───── Records to process

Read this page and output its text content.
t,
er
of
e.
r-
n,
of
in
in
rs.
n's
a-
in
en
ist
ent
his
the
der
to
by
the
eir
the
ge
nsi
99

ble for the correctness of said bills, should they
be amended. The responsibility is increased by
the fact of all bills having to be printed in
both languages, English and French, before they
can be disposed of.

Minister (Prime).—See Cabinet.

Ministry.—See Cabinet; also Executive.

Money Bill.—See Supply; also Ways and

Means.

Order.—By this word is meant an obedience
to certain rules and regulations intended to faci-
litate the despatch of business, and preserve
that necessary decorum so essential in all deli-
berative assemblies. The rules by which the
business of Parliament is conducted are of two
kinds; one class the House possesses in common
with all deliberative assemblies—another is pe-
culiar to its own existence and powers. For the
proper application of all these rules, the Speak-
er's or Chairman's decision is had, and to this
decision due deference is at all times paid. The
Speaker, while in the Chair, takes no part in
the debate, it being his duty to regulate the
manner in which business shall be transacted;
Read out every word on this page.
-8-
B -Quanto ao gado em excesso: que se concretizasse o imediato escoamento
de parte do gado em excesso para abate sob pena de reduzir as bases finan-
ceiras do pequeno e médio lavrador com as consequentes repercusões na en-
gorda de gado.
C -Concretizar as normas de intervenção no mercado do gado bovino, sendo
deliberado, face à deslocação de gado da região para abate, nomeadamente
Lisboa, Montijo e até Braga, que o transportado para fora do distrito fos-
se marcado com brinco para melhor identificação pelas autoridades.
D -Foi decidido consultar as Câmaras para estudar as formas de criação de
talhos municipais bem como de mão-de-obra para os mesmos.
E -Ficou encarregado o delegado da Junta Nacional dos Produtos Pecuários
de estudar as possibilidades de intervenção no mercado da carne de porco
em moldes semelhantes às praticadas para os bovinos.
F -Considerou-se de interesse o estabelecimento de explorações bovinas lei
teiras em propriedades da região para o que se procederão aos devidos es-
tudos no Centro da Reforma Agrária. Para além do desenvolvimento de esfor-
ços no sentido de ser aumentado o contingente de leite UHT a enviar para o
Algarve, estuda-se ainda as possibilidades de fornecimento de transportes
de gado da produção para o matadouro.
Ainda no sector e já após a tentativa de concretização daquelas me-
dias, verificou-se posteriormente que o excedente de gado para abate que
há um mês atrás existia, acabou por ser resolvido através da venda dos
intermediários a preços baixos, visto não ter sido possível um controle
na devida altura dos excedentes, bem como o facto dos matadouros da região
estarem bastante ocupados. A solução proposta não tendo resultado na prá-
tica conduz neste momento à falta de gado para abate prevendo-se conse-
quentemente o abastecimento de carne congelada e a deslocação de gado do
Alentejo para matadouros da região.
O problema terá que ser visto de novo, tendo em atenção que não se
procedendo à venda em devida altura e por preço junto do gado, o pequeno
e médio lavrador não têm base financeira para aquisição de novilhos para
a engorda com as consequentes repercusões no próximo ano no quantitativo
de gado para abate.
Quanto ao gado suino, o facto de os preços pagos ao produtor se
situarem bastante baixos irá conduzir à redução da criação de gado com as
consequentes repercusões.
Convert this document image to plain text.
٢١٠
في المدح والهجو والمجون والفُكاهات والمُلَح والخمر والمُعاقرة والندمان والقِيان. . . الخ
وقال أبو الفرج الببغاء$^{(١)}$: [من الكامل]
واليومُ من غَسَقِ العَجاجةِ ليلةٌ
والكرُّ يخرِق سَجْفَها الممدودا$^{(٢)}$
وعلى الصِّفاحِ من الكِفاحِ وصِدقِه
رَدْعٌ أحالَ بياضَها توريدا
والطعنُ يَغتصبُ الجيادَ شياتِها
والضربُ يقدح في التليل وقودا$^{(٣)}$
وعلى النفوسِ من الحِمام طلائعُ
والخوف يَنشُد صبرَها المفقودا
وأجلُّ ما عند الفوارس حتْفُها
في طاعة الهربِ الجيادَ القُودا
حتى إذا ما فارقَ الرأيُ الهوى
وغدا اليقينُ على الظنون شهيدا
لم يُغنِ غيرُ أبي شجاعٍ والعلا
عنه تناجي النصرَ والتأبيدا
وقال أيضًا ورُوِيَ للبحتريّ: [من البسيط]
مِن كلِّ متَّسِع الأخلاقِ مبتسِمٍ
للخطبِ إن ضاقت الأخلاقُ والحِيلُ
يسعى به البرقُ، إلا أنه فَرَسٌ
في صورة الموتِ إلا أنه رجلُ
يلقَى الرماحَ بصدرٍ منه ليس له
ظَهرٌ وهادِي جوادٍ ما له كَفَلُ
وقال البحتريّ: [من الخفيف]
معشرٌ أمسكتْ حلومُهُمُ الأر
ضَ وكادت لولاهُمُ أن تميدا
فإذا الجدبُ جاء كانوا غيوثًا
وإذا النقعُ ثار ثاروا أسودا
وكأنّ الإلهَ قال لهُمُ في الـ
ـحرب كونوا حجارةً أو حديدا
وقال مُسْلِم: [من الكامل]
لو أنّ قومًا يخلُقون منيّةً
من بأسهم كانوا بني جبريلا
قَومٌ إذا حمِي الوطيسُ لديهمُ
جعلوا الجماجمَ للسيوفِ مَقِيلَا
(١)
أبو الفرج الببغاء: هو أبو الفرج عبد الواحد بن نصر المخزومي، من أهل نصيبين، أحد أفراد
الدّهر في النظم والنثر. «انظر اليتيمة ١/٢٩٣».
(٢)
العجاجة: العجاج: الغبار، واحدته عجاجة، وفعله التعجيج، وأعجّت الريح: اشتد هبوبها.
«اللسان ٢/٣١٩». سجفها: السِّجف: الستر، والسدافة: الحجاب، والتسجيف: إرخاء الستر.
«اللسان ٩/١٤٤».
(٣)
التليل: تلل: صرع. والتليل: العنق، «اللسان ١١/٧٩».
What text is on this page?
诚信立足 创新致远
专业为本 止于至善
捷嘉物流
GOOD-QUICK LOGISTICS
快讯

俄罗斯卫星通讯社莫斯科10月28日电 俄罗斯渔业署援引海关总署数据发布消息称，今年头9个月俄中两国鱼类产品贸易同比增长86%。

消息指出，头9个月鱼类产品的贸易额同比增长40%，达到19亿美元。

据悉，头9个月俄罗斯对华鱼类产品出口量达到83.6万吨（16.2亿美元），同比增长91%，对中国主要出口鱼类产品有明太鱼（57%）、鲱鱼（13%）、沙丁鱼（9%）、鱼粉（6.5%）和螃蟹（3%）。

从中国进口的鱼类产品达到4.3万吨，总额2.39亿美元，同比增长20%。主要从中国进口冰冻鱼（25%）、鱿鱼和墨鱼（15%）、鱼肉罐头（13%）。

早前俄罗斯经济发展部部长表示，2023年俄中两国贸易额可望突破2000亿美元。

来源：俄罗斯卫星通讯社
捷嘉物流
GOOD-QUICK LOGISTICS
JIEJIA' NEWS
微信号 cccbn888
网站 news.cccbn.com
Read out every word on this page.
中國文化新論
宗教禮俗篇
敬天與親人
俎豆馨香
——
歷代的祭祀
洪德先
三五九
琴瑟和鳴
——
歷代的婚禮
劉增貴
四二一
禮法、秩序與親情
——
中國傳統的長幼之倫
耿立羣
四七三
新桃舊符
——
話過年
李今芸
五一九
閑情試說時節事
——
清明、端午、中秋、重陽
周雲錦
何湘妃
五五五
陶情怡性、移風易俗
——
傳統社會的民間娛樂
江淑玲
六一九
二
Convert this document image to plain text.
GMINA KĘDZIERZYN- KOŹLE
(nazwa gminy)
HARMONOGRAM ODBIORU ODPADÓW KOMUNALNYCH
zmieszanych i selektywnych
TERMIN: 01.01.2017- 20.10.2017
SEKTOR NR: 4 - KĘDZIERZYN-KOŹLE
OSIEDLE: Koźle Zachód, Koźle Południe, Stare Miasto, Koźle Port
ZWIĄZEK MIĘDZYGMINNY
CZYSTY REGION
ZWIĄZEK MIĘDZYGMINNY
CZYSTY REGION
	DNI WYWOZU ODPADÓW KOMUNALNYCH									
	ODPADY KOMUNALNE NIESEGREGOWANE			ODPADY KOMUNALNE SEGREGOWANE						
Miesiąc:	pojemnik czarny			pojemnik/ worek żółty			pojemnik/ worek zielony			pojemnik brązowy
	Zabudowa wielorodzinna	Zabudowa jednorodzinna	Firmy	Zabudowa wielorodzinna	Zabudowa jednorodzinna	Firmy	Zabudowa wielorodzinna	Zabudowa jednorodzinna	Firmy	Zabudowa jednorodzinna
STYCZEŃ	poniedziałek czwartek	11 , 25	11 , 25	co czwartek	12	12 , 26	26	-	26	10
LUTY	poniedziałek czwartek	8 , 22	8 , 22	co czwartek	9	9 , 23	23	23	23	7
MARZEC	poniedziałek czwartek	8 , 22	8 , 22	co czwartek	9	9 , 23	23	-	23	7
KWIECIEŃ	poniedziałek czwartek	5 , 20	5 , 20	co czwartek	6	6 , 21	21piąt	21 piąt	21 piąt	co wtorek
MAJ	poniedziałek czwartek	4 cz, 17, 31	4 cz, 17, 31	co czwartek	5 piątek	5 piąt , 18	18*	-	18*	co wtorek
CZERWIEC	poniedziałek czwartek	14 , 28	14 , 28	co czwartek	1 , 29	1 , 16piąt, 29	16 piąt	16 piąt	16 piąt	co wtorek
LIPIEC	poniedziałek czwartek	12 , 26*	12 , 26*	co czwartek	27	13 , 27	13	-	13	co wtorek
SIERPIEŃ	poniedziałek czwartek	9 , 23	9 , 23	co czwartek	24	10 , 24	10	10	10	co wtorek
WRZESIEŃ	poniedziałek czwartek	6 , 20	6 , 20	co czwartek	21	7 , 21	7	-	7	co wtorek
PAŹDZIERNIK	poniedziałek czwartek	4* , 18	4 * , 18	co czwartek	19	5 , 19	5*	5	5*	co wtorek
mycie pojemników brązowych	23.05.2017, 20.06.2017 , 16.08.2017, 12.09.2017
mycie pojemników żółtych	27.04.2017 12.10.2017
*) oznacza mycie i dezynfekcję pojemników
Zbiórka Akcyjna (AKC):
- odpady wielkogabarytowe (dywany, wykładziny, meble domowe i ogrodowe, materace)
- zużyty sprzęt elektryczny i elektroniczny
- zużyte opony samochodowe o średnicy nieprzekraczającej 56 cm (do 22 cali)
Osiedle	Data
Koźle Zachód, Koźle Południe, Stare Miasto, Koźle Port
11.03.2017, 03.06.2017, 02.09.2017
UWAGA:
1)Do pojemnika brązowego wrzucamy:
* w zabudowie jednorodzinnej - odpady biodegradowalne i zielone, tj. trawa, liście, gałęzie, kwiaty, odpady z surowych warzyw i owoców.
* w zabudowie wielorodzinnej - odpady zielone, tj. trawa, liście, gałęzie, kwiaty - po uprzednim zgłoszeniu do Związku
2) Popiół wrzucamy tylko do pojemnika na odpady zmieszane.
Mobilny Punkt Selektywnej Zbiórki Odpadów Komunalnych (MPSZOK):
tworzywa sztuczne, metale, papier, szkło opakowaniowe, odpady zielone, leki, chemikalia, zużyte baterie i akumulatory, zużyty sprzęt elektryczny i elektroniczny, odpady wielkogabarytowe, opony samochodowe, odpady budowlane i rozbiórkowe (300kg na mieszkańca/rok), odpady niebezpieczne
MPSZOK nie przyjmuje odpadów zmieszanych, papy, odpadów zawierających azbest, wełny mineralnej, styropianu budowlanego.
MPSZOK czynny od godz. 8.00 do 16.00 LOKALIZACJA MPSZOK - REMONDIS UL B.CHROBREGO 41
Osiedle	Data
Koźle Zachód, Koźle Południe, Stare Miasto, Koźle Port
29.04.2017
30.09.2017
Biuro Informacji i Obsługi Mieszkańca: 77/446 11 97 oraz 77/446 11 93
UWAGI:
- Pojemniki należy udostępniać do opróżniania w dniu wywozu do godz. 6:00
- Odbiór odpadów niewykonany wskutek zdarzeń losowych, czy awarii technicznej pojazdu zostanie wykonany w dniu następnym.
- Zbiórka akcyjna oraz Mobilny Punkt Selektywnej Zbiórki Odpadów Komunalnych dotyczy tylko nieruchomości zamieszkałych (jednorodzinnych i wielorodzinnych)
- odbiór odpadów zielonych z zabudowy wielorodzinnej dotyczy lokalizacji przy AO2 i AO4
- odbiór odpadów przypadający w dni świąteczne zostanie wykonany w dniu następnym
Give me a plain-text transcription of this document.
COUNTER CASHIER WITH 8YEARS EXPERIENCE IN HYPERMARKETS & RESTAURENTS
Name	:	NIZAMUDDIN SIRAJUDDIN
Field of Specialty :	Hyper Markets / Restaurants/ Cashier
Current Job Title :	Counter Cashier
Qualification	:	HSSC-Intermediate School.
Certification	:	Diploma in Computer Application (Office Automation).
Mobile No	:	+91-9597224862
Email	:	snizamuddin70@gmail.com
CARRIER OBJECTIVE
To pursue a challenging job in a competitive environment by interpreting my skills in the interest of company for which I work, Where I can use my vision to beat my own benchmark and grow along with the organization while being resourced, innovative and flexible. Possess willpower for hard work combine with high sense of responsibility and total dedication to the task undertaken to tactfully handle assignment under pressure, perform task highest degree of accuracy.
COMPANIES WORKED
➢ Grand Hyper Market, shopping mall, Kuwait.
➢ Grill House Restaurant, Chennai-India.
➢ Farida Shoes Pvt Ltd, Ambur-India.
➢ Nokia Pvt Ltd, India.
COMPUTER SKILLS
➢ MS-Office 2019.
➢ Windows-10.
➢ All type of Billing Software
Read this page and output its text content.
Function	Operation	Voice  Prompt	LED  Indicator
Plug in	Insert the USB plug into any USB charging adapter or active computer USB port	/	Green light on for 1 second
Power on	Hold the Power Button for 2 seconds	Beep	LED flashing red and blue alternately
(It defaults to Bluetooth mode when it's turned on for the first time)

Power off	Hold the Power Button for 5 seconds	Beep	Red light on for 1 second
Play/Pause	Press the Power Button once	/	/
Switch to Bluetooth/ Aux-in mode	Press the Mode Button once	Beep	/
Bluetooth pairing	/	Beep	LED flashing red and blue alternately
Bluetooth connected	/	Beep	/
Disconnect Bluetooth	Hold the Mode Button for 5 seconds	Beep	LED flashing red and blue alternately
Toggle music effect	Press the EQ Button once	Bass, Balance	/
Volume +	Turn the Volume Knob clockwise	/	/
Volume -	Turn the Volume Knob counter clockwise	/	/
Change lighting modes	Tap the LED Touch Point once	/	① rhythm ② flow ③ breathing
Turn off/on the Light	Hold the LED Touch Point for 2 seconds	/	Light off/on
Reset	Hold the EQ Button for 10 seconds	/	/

──────────

What needs to be done:
Find every line holding the word "devida"; give their count and nothing else.

Correct response:
2